> [Task goal] Extract the records in full, leaving every picture out.

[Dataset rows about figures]
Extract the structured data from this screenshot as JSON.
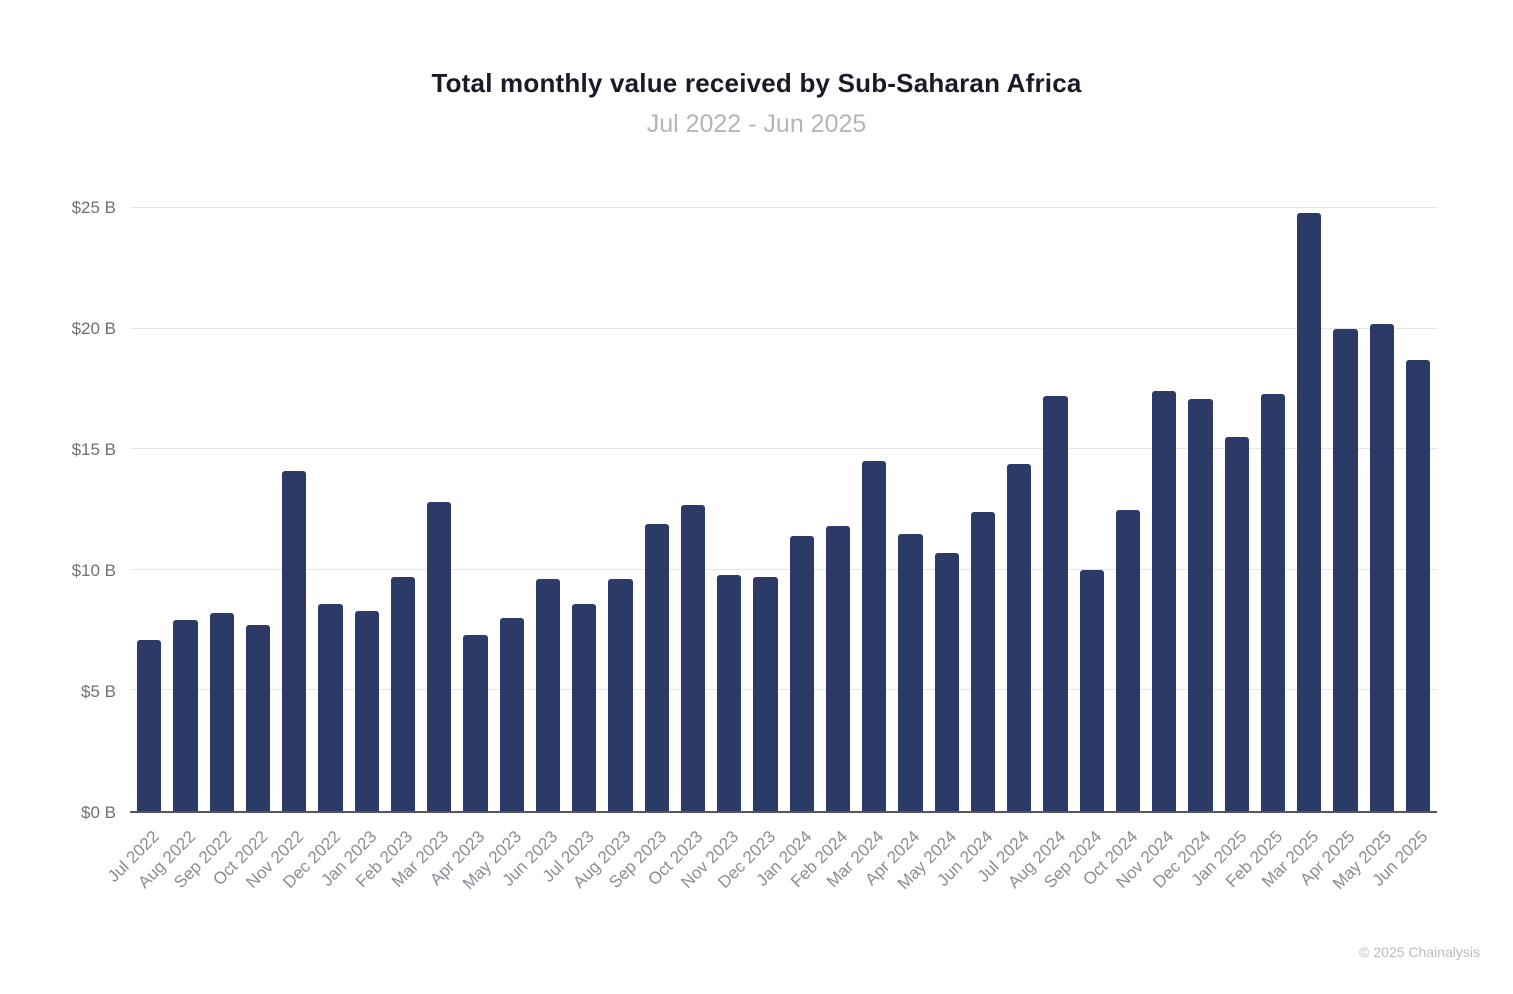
{
  "header": {
    "title": "Total monthly value received by Sub-Saharan Africa",
    "subtitle": "Jul 2022 - Jun 2025"
  },
  "footer": {
    "copyright": "© 2025 Chainalysis"
  },
  "chart_data": {
    "type": "bar",
    "title": "Total monthly value received by Sub-Saharan Africa",
    "subtitle": "Jul 2022 - Jun 2025",
    "categories": [
      "Jul 2022",
      "Aug 2022",
      "Sep 2022",
      "Oct 2022",
      "Nov 2022",
      "Dec 2022",
      "Jan 2023",
      "Feb 2023",
      "Mar 2023",
      "Apr 2023",
      "May 2023",
      "Jun 2023",
      "Jul 2023",
      "Aug 2023",
      "Sep 2023",
      "Oct 2023",
      "Nov 2023",
      "Dec 2023",
      "Jan 2024",
      "Feb 2024",
      "Mar 2024",
      "Apr 2024",
      "May 2024",
      "Jun 2024",
      "Jul 2024",
      "Aug 2024",
      "Sep 2024",
      "Oct 2024",
      "Nov 2024",
      "Dec 2024",
      "Jan 2025",
      "Feb 2025",
      "Mar 2025",
      "Apr 2025",
      "May 2025",
      "Jun 2025"
    ],
    "values": [
      7.1,
      7.9,
      8.2,
      7.7,
      14.1,
      8.6,
      8.3,
      9.7,
      12.8,
      7.3,
      8.0,
      9.6,
      8.6,
      9.6,
      11.9,
      12.7,
      9.8,
      9.7,
      11.4,
      11.8,
      14.5,
      11.5,
      10.7,
      12.4,
      14.4,
      17.2,
      10.0,
      12.5,
      17.4,
      17.1,
      15.5,
      17.3,
      24.8,
      20.0,
      20.2,
      18.7
    ],
    "value_unit": "USD billions",
    "xlabel": "",
    "ylabel": "",
    "ylim": [
      0,
      25
    ],
    "ytick_values": [
      0,
      5,
      10,
      15,
      20,
      25
    ],
    "ytick_labels": [
      "$0 B",
      "$5 B",
      "$10 B",
      "$15 B",
      "$20 B",
      "$25 B"
    ],
    "xtick_rotation": -45,
    "grid": true,
    "legend": "none",
    "bar_color": "#2b3a67"
  }
}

> [Task response]
Extract the structured data from this screenshot as JSON.
{
  "header": {
    "title": "Total monthly value received by Sub-Saharan Africa",
    "subtitle": "Jul 2022 - Jun 2025"
  },
  "footer": {
    "copyright": "© 2025 Chainalysis"
  },
  "chart_data": {
    "type": "bar",
    "title": "Total monthly value received by Sub-Saharan Africa",
    "subtitle": "Jul 2022 - Jun 2025",
    "categories": [
      "Jul 2022",
      "Aug 2022",
      "Sep 2022",
      "Oct 2022",
      "Nov 2022",
      "Dec 2022",
      "Jan 2023",
      "Feb 2023",
      "Mar 2023",
      "Apr 2023",
      "May 2023",
      "Jun 2023",
      "Jul 2023",
      "Aug 2023",
      "Sep 2023",
      "Oct 2023",
      "Nov 2023",
      "Dec 2023",
      "Jan 2024",
      "Feb 2024",
      "Mar 2024",
      "Apr 2024",
      "May 2024",
      "Jun 2024",
      "Jul 2024",
      "Aug 2024",
      "Sep 2024",
      "Oct 2024",
      "Nov 2024",
      "Dec 2024",
      "Jan 2025",
      "Feb 2025",
      "Mar 2025",
      "Apr 2025",
      "May 2025",
      "Jun 2025"
    ],
    "values": [
      7.1,
      7.9,
      8.2,
      7.7,
      14.1,
      8.6,
      8.3,
      9.7,
      12.8,
      7.3,
      8.0,
      9.6,
      8.6,
      9.6,
      11.9,
      12.7,
      9.8,
      9.7,
      11.4,
      11.8,
      14.5,
      11.5,
      10.7,
      12.4,
      14.4,
      17.2,
      10.0,
      12.5,
      17.4,
      17.1,
      15.5,
      17.3,
      24.8,
      20.0,
      20.2,
      18.7
    ],
    "value_unit": "USD billions",
    "xlabel": "",
    "ylabel": "",
    "ylim": [
      0,
      25
    ],
    "ytick_values": [
      0,
      5,
      10,
      15,
      20,
      25
    ],
    "ytick_labels": [
      "$0 B",
      "$5 B",
      "$10 B",
      "$15 B",
      "$20 B",
      "$25 B"
    ],
    "xtick_rotation": -45,
    "grid": true,
    "legend": "none",
    "bar_color": "#2b3a67"
  }
}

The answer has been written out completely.